## The exercise
Filter these entries, keeping only lines that hold the word "relativa".

## Dataset records
---

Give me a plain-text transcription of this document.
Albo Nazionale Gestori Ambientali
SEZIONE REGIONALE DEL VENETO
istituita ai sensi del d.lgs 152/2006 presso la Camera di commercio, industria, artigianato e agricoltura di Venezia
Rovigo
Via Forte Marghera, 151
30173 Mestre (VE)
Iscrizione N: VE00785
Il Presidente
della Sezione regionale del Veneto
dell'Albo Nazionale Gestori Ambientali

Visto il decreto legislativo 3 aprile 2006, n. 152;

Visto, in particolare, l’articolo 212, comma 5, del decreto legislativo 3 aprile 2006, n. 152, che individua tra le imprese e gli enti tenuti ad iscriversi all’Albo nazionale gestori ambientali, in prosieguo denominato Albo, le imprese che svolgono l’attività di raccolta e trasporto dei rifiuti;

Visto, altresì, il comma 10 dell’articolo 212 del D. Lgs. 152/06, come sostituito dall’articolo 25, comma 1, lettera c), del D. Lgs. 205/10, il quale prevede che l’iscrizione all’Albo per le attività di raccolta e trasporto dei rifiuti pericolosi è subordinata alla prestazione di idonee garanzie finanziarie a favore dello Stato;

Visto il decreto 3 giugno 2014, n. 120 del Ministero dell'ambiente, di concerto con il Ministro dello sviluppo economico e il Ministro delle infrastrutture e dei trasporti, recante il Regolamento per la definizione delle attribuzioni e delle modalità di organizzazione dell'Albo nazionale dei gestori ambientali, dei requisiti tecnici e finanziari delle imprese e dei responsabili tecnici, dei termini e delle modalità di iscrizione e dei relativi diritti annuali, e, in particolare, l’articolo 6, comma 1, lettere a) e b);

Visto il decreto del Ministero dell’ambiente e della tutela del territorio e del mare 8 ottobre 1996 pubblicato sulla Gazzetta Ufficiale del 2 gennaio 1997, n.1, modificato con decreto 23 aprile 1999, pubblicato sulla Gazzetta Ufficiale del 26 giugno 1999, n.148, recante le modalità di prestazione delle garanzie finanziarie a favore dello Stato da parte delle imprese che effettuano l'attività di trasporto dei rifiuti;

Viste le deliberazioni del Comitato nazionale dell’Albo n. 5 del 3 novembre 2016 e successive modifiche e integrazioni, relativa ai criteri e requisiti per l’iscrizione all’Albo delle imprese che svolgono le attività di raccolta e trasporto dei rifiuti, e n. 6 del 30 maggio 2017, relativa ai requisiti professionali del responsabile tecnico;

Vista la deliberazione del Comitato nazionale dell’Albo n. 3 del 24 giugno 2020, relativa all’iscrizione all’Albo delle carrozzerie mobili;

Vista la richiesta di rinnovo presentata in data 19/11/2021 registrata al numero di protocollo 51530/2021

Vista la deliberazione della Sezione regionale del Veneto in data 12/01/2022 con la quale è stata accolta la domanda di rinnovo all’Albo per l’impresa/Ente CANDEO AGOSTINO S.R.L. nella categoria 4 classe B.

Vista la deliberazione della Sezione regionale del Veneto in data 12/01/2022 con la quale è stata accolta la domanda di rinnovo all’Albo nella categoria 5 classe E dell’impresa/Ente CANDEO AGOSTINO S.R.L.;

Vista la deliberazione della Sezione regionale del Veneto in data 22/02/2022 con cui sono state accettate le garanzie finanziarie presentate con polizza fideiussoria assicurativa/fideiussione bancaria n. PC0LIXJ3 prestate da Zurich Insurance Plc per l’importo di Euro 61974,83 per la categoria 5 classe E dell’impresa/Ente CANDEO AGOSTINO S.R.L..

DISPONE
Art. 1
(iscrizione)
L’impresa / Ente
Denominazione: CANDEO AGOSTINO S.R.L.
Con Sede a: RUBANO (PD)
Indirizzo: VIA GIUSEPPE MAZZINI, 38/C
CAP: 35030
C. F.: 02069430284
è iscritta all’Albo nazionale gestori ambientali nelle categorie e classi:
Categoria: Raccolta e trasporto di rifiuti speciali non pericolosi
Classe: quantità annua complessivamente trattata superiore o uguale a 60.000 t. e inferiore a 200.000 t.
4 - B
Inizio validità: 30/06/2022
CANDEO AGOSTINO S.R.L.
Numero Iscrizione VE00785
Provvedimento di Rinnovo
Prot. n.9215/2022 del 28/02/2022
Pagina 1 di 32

---

## Exercise output
Viste le deliberazioni del Comitato nazionale dell’Albo n. 5 del 3 novembre 2016 e successive modifiche e integrazioni, relativa ai criteri e requisiti per l’iscrizione all’Albo delle imprese che svolgono le attività di raccolta e trasporto dei rifiuti, e n. 6 del 30 maggio 2017, relativa ai requisiti professionali del responsabile tecnico;
Vista la deliberazione del Comitato nazionale dell’Albo n. 3 del 24 giugno 2020, relativa all’iscrizione all’Albo delle carrozzerie mobili;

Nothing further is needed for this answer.